Dataset records:
----

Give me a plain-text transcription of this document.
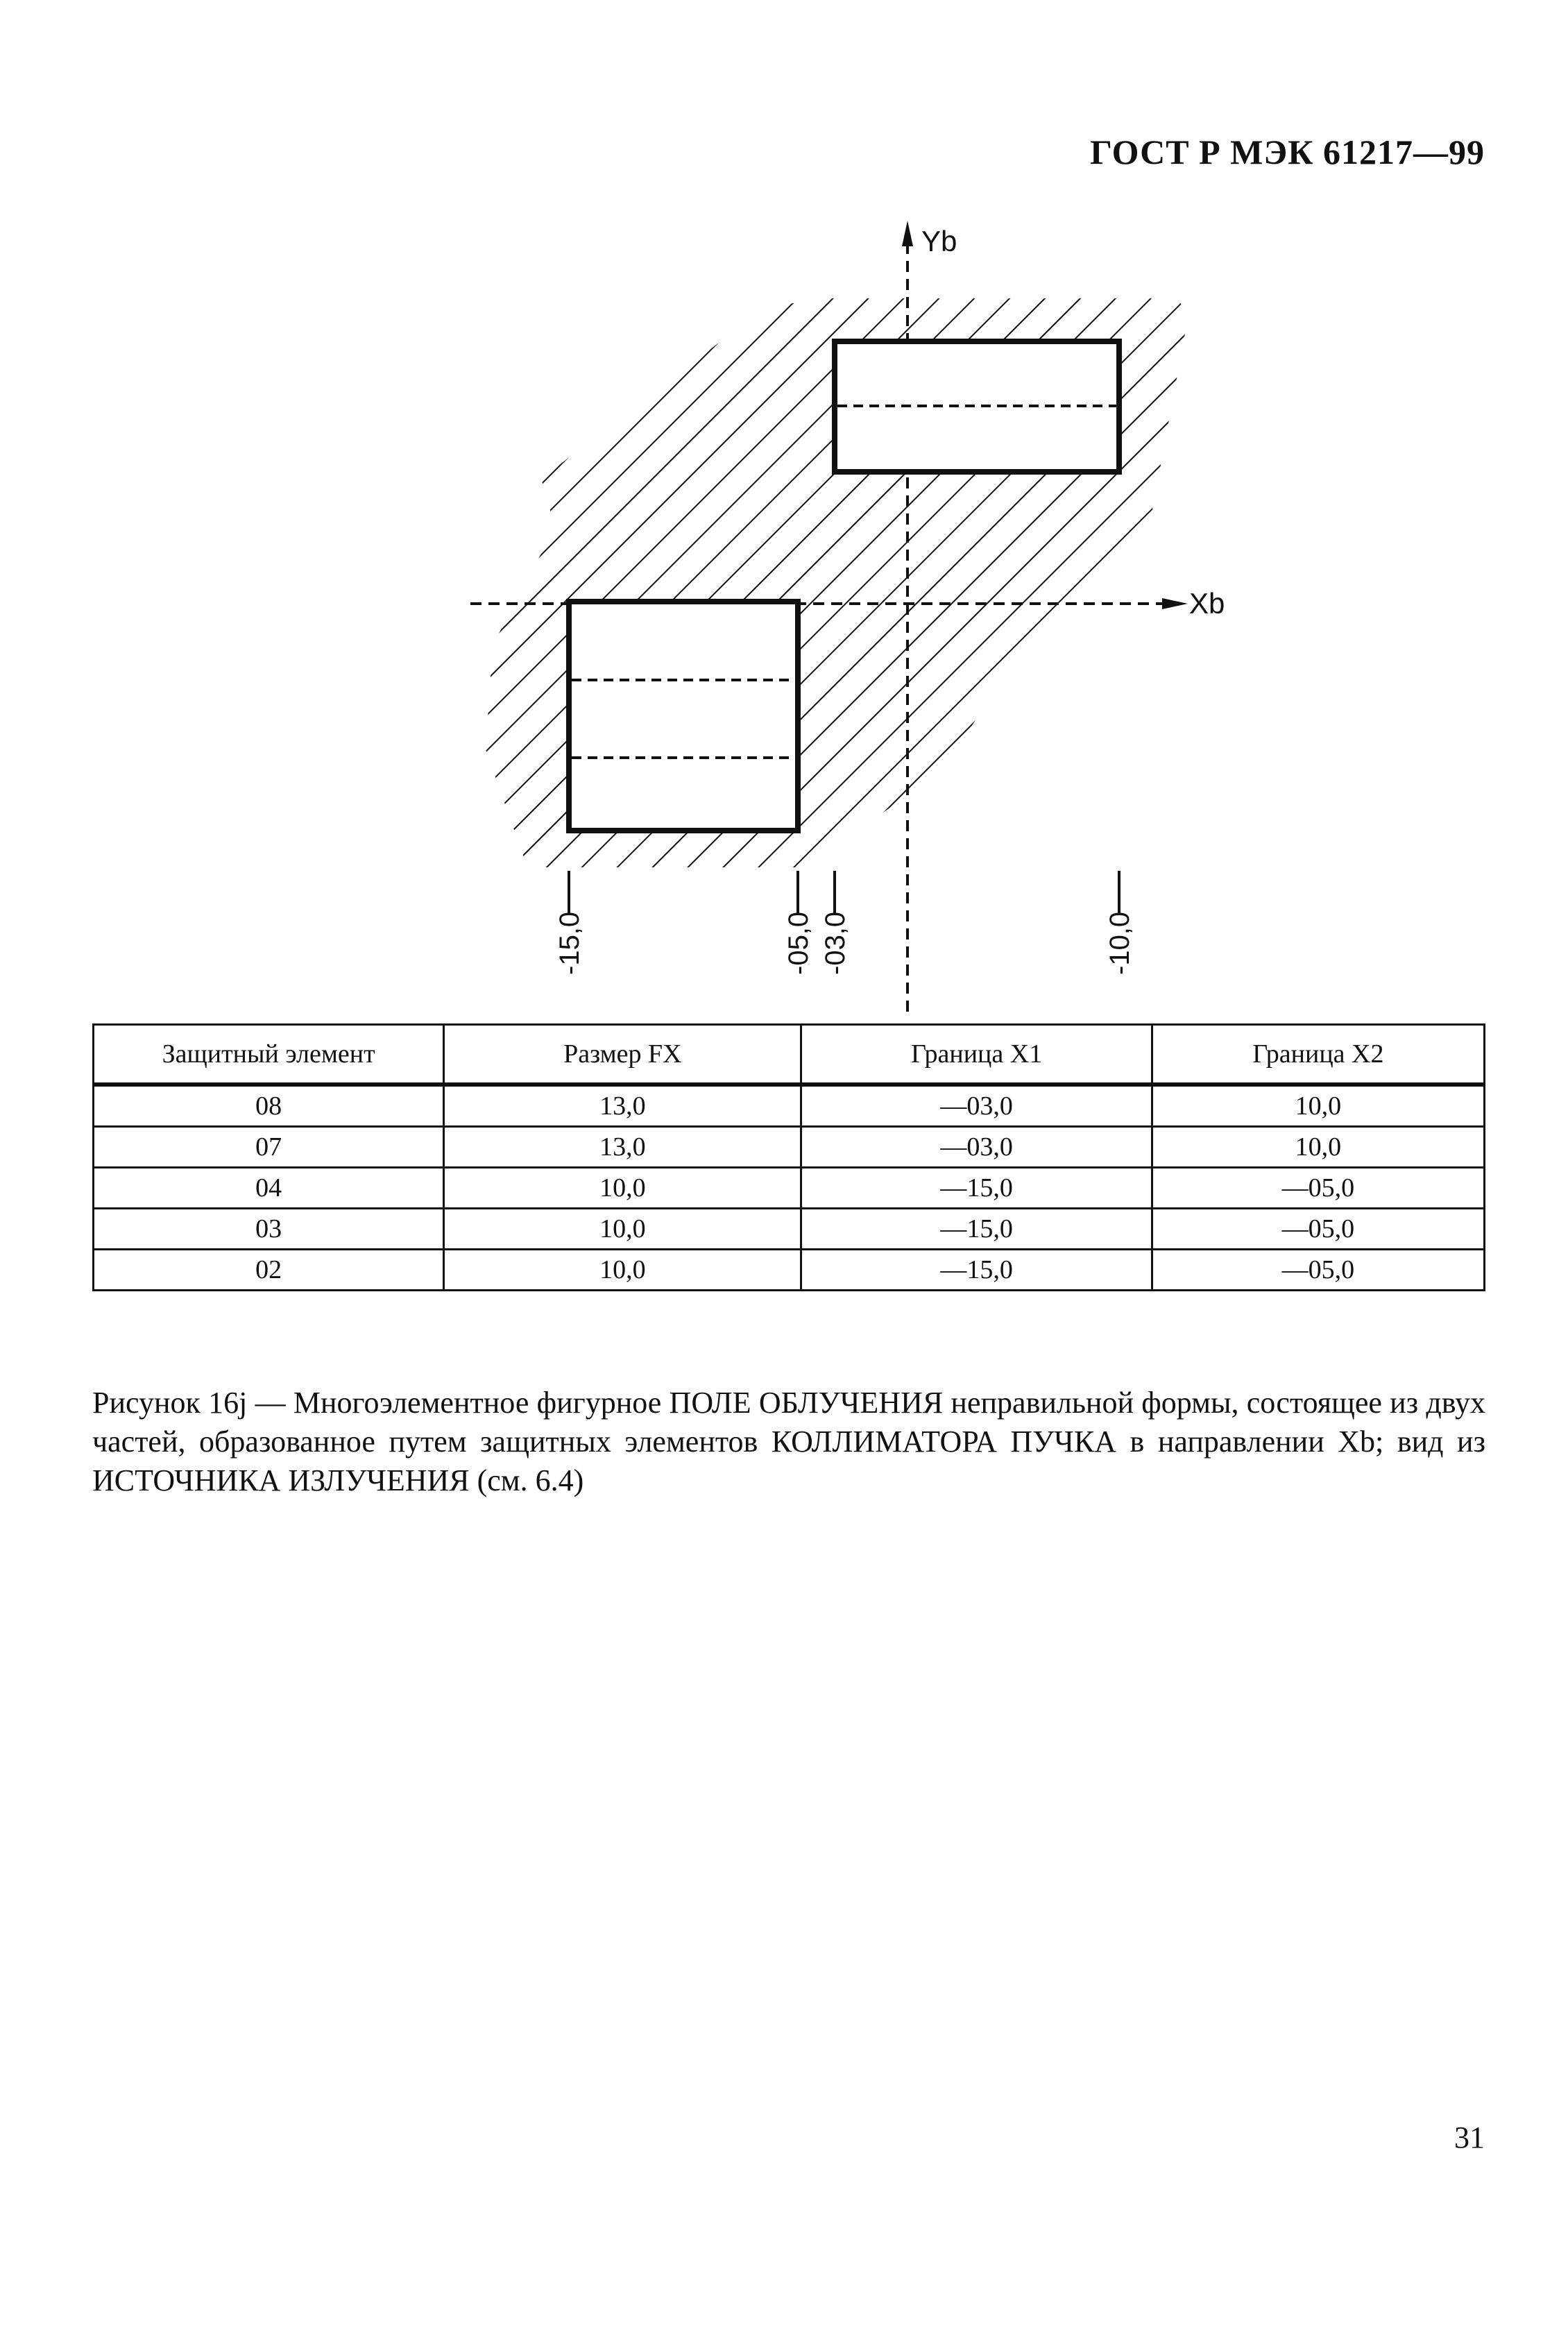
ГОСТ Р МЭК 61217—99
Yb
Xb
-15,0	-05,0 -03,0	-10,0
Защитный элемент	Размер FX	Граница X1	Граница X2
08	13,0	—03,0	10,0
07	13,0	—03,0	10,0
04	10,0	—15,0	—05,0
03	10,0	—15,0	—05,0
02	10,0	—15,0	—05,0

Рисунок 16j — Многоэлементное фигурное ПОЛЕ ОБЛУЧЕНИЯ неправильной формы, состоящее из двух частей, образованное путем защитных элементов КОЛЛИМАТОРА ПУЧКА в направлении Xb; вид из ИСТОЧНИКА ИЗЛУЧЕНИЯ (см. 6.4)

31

----

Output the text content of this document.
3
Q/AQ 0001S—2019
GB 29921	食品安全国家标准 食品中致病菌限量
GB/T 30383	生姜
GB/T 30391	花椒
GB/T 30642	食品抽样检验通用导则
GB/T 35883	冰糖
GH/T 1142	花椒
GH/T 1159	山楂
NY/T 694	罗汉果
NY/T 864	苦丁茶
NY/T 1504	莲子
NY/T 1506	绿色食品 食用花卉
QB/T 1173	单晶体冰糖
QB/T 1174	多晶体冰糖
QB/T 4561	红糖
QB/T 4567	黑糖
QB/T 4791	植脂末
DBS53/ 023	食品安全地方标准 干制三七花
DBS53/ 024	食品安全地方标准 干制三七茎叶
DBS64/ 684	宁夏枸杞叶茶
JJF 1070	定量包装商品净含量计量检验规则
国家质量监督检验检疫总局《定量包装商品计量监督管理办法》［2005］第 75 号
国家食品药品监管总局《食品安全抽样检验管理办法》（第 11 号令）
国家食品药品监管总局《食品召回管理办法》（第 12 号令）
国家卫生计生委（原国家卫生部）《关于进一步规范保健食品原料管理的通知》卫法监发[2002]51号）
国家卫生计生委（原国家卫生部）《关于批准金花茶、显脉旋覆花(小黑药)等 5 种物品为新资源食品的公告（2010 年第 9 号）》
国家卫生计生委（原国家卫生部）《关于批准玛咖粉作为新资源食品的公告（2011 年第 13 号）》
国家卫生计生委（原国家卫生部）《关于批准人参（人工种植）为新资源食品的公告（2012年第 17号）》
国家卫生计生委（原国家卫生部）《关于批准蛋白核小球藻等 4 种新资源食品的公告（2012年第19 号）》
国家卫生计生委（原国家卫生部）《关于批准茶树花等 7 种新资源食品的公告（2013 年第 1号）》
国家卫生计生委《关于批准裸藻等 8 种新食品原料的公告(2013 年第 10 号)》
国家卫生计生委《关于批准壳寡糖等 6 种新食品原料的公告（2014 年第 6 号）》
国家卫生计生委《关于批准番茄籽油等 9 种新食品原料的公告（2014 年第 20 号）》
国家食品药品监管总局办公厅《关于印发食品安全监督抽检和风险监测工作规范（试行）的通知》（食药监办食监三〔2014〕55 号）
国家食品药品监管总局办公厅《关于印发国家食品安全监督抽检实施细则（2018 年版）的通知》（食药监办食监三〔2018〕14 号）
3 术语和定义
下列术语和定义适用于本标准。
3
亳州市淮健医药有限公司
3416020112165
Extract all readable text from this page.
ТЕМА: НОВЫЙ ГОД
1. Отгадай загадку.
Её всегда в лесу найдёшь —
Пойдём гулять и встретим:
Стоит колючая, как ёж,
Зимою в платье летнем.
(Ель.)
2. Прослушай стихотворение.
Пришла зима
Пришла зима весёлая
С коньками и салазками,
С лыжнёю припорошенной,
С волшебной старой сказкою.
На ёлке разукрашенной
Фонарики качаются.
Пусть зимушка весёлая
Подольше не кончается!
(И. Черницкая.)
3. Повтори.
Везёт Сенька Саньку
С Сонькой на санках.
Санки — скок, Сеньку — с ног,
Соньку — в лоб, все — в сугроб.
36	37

----

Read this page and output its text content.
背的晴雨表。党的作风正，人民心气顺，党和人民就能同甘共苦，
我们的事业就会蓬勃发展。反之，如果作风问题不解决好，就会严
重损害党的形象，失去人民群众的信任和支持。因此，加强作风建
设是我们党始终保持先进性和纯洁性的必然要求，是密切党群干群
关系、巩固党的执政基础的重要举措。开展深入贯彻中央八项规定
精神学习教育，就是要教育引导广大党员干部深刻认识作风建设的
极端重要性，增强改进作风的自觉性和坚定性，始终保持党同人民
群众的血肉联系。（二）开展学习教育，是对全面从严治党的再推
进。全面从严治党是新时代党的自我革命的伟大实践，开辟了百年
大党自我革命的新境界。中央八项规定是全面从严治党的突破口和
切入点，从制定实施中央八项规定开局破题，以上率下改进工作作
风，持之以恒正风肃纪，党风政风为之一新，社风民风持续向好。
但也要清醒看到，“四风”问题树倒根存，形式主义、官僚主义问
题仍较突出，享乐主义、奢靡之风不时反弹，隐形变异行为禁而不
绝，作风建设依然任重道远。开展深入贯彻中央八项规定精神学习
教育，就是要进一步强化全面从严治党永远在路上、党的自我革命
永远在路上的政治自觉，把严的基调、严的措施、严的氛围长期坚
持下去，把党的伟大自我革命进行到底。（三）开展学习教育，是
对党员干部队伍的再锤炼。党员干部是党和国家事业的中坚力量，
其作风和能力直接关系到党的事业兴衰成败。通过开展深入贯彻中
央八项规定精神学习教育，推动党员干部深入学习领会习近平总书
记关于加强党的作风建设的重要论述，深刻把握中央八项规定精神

----

Work instructions – Copy each line that holds the word "content".

Finished exercise –
Output the text content of this document.
Read this page and output its text content.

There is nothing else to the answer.